- [STATED TASK] Write out all lines holding the word "production".
** start LISTED ENTRIES **
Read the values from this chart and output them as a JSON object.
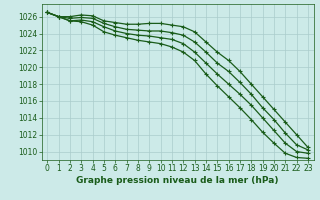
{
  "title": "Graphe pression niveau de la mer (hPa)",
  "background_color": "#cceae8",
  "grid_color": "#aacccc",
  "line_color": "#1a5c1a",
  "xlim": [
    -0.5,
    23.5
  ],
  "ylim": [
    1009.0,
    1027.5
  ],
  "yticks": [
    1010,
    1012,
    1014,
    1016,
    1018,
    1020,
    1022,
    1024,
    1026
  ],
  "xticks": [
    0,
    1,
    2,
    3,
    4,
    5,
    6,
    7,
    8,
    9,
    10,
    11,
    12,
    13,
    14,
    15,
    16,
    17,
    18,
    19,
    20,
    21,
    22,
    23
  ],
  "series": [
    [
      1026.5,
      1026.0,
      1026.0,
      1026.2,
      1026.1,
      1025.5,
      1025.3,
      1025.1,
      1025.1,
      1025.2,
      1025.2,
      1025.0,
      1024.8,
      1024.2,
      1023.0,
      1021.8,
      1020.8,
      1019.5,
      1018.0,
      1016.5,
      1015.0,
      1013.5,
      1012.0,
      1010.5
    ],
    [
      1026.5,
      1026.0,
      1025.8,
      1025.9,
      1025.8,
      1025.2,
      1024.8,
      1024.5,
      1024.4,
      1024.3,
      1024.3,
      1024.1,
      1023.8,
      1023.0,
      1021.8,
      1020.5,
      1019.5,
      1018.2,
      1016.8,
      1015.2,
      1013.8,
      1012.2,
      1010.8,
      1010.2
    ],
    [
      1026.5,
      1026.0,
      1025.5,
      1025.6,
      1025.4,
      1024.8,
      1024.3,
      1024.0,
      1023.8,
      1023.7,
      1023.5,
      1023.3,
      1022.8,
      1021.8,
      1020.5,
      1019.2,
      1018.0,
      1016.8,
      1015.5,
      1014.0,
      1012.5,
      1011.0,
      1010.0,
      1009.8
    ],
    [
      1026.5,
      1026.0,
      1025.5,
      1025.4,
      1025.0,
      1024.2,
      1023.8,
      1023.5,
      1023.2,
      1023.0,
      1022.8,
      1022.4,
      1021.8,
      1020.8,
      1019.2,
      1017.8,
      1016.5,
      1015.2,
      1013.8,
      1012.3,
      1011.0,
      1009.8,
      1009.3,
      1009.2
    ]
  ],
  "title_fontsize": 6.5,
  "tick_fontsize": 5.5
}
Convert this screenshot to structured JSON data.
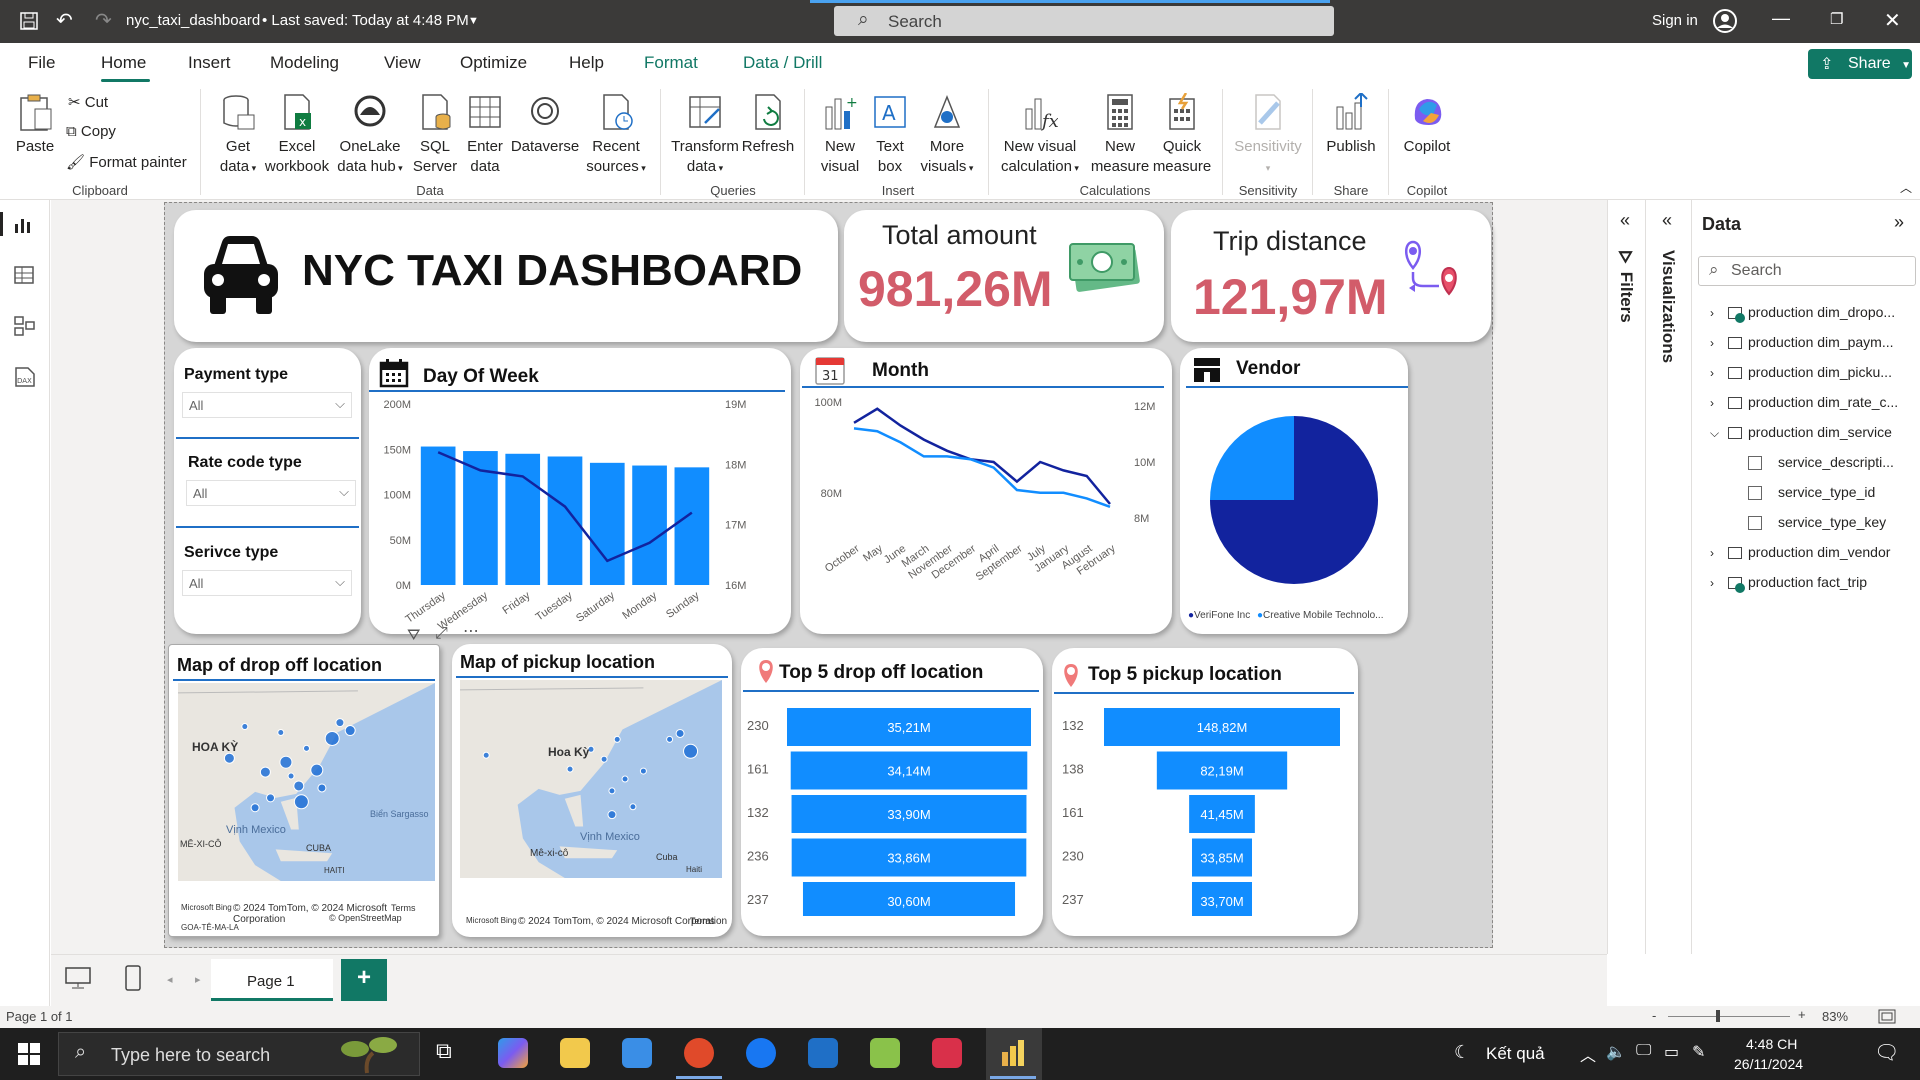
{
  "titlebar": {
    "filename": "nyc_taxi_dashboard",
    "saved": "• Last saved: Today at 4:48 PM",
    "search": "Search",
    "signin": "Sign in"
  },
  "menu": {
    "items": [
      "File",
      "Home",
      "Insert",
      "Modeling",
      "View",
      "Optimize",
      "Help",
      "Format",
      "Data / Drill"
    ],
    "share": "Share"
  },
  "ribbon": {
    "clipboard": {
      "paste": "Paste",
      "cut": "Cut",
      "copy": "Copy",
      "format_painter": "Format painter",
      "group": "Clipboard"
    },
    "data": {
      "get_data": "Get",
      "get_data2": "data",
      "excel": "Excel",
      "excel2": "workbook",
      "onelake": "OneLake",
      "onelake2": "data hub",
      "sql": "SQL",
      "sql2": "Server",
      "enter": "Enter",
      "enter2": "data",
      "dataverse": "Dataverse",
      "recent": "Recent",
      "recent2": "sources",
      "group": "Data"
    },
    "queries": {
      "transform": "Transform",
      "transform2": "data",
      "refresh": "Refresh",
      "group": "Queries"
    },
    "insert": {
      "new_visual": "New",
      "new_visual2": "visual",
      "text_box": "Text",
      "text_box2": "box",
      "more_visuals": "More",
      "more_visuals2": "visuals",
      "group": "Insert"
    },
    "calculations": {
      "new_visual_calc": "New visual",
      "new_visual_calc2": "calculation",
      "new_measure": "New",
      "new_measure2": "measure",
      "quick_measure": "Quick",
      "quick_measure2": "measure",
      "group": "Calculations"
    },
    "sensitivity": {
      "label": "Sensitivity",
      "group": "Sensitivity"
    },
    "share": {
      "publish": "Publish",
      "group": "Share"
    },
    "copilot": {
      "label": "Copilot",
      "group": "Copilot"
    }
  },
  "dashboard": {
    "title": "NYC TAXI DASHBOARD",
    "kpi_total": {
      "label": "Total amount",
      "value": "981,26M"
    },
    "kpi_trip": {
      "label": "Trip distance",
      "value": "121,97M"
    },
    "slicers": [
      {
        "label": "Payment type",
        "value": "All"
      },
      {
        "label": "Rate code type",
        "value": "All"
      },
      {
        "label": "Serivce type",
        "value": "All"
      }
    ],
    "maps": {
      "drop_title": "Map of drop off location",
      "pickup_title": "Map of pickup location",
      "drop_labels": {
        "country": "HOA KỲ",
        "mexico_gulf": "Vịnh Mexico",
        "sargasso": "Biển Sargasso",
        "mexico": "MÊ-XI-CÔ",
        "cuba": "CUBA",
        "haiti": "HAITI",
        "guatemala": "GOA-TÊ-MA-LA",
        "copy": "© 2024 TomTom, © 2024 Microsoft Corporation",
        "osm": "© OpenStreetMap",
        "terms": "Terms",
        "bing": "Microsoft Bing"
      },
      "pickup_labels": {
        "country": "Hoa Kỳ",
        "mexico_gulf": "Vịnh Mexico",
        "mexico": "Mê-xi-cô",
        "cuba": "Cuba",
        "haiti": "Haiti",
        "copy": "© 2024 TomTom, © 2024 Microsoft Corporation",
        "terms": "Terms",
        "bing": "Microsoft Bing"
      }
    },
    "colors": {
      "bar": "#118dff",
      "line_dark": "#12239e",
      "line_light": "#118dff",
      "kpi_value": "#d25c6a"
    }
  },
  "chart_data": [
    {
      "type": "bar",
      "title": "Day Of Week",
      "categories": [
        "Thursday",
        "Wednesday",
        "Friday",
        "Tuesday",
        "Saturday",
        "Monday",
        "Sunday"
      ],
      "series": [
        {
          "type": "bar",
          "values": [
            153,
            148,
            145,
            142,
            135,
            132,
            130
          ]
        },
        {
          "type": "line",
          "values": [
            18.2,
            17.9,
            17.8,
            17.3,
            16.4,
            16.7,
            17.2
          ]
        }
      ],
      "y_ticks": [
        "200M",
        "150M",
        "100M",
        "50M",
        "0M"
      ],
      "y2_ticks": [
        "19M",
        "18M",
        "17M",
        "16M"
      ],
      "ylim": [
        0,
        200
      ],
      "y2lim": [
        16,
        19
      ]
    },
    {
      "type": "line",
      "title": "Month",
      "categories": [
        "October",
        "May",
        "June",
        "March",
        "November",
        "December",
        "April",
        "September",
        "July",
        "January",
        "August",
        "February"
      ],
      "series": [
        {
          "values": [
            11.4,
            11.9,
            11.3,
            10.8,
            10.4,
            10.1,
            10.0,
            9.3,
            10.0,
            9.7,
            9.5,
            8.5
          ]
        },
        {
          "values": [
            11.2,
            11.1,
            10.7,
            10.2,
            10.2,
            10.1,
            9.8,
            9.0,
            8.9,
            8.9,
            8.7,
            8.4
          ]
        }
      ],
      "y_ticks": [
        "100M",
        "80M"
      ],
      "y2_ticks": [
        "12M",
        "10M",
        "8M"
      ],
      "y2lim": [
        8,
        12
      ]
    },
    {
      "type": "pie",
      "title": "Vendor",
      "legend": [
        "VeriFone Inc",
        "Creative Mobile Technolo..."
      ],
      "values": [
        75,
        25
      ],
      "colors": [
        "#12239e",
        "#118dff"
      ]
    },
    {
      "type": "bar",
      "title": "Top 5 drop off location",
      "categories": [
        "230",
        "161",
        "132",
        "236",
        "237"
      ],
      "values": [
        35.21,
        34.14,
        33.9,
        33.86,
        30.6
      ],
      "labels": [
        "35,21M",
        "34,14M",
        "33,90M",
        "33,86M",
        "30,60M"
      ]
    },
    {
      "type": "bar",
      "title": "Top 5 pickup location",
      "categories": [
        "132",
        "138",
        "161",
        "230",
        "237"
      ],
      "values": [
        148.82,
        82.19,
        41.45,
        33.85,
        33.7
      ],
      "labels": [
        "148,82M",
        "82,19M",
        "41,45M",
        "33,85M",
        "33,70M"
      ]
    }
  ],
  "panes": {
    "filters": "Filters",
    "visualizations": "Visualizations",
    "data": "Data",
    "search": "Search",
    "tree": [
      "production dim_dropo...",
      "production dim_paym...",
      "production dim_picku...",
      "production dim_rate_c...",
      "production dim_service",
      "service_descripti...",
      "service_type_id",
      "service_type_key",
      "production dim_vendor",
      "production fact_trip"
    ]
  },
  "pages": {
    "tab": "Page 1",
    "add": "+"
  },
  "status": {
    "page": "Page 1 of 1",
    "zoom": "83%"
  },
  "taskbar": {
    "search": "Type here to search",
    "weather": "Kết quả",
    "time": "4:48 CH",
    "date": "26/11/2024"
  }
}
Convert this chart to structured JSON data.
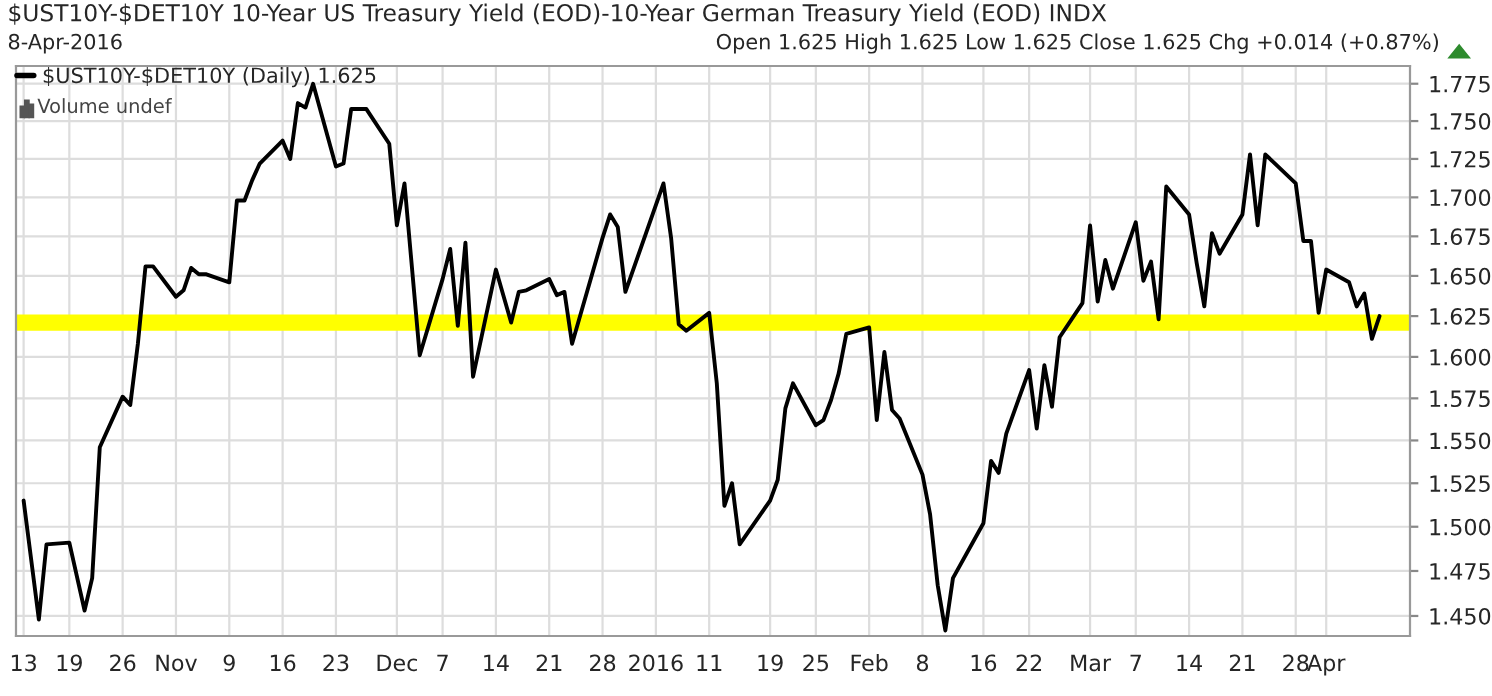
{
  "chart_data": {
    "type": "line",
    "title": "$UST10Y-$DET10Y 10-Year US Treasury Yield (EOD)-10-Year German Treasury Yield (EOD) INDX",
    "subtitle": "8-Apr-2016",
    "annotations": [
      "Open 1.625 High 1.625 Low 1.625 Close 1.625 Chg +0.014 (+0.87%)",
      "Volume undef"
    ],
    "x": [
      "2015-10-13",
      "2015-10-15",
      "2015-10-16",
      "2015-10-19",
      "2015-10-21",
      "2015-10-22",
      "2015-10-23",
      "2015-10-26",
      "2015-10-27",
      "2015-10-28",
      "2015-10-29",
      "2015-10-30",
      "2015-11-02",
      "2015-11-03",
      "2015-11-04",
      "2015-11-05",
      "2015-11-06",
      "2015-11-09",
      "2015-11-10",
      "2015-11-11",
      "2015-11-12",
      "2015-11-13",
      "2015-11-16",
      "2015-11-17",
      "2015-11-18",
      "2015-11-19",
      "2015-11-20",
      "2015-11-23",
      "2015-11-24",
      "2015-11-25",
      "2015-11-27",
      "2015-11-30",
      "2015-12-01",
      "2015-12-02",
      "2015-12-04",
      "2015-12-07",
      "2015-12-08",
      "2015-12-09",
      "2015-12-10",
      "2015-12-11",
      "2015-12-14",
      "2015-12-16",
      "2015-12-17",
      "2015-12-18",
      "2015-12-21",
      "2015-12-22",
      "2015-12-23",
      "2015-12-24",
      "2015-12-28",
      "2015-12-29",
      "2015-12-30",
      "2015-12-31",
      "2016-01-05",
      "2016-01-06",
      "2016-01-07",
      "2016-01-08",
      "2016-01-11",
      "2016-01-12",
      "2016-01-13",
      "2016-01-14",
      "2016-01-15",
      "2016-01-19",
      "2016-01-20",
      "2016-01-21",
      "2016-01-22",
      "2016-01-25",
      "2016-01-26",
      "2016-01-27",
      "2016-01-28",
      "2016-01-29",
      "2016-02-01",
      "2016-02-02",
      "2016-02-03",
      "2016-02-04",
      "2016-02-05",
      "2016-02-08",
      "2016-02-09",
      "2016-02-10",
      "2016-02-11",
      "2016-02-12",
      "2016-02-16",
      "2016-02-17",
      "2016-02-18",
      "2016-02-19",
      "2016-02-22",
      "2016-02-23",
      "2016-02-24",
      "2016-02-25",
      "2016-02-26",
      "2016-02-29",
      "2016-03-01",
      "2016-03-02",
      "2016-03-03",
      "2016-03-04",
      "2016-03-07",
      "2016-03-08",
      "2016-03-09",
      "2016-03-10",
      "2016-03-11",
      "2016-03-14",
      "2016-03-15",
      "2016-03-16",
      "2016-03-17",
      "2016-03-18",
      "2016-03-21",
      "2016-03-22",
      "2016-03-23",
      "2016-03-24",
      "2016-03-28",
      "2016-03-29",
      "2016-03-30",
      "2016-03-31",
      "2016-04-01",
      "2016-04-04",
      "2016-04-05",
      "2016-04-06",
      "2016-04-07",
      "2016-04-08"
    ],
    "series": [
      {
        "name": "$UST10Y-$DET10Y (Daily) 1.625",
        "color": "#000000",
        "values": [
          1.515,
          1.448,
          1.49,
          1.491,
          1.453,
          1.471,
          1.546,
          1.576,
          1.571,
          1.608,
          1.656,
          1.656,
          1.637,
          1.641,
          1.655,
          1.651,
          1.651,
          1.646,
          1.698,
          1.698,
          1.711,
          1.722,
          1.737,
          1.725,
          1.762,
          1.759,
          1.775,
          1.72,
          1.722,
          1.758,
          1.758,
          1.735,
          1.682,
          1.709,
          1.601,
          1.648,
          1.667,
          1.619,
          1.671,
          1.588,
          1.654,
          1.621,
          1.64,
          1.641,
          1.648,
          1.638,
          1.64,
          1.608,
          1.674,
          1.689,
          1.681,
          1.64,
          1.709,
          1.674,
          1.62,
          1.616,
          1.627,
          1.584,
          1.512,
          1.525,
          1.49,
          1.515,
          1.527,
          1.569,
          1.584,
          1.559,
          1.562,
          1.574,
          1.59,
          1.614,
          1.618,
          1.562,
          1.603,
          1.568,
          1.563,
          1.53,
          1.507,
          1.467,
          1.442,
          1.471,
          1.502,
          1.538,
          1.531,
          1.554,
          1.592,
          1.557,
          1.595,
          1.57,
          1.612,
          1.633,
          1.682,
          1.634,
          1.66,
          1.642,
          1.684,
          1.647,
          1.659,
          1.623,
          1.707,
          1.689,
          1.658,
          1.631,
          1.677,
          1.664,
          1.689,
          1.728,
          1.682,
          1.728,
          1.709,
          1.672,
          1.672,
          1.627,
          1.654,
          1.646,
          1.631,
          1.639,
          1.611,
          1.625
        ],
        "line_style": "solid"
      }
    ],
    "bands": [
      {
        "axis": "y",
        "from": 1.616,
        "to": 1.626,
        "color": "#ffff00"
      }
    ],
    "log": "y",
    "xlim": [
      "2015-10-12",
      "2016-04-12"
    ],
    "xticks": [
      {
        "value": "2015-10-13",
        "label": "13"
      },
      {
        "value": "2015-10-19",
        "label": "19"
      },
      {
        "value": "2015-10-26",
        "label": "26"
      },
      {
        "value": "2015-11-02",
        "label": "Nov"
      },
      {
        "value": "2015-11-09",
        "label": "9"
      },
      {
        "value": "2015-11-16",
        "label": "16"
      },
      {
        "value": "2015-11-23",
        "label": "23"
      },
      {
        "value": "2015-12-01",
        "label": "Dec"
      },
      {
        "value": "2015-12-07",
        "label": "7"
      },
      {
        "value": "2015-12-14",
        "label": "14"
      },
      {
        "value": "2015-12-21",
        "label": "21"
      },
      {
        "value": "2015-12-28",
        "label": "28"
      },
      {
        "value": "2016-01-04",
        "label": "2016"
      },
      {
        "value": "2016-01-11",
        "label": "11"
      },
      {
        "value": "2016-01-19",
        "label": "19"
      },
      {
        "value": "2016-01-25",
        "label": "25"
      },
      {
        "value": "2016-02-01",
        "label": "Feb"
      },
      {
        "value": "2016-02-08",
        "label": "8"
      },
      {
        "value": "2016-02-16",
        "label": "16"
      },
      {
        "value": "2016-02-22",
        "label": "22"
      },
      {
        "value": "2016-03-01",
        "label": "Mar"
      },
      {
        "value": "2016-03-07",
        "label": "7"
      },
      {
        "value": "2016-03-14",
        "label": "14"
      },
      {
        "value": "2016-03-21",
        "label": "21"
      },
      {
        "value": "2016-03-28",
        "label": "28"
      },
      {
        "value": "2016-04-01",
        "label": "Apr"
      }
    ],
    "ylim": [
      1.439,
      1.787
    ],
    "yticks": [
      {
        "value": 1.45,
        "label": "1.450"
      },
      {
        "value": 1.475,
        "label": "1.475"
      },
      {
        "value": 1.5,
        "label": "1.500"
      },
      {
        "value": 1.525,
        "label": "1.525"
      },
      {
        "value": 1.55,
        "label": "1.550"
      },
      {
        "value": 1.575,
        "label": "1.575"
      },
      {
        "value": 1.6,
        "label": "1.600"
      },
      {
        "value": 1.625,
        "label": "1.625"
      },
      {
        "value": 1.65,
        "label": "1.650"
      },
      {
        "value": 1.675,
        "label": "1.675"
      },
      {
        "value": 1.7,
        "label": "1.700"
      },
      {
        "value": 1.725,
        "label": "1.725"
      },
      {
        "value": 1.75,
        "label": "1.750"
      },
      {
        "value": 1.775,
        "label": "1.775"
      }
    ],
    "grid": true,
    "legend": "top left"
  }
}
** end LISTED ENTRIES **
- [SOLUTION TO THIS PROBLEM]
      "production dim_dropo...",
      "production dim_paym...",
      "production dim_picku...",
      "production dim_rate_c...",
      "production dim_service",
      "production dim_vendor",
      "production fact_trip"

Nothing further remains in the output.